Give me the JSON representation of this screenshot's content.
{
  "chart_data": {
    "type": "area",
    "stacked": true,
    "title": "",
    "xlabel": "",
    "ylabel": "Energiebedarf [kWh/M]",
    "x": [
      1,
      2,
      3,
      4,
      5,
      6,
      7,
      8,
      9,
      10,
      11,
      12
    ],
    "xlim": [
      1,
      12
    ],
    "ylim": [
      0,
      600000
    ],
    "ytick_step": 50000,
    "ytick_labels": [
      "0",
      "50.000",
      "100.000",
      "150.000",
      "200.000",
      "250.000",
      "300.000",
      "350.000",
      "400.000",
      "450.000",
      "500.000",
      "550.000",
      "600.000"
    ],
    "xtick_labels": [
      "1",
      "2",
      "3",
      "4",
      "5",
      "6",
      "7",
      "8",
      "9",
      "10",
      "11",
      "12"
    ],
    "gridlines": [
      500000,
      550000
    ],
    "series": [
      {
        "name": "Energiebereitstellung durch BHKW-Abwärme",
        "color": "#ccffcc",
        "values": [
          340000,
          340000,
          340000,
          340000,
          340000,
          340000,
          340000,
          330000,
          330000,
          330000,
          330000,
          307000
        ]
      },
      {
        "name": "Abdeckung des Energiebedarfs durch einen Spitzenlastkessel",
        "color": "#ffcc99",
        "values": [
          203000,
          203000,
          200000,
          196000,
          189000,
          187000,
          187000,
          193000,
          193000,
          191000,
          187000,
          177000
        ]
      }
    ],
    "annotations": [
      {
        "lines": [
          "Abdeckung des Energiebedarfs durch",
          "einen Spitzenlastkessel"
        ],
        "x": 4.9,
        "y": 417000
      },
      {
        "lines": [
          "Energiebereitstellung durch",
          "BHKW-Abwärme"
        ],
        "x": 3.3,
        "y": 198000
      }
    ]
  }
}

────

● **The request**:
Everything in the listing above should be restated exactly.

● **Exercise output**:
Give me the JSON representation of this screenshot's content.
{
  "chart_data": {
    "type": "area",
    "stacked": true,
    "title": "",
    "xlabel": "",
    "ylabel": "Energiebedarf [kWh/M]",
    "x": [
      1,
      2,
      3,
      4,
      5,
      6,
      7,
      8,
      9,
      10,
      11,
      12
    ],
    "xlim": [
      1,
      12
    ],
    "ylim": [
      0,
      600000
    ],
    "ytick_step": 50000,
    "ytick_labels": [
      "0",
      "50.000",
      "100.000",
      "150.000",
      "200.000",
      "250.000",
      "300.000",
      "350.000",
      "400.000",
      "450.000",
      "500.000",
      "550.000",
      "600.000"
    ],
    "xtick_labels": [
      "1",
      "2",
      "3",
      "4",
      "5",
      "6",
      "7",
      "8",
      "9",
      "10",
      "11",
      "12"
    ],
    "gridlines": [
      500000,
      550000
    ],
    "series": [
      {
        "name": "Energiebereitstellung durch BHKW-Abwärme",
        "color": "#ccffcc",
        "values": [
          340000,
          340000,
          340000,
          340000,
          340000,
          340000,
          340000,
          330000,
          330000,
          330000,
          330000,
          307000
        ]
      },
      {
        "name": "Abdeckung des Energiebedarfs durch einen Spitzenlastkessel",
        "color": "#ffcc99",
        "values": [
          203000,
          203000,
          200000,
          196000,
          189000,
          187000,
          187000,
          193000,
          193000,
          191000,
          187000,
          177000
        ]
      }
    ],
    "annotations": [
      {
        "lines": [
          "Abdeckung des Energiebedarfs durch",
          "einen Spitzenlastkessel"
        ],
        "x": 4.9,
        "y": 417000
      },
      {
        "lines": [
          "Energiebereitstellung durch",
          "BHKW-Abwärme"
        ],
        "x": 3.3,
        "y": 198000
      }
    ]
  }
}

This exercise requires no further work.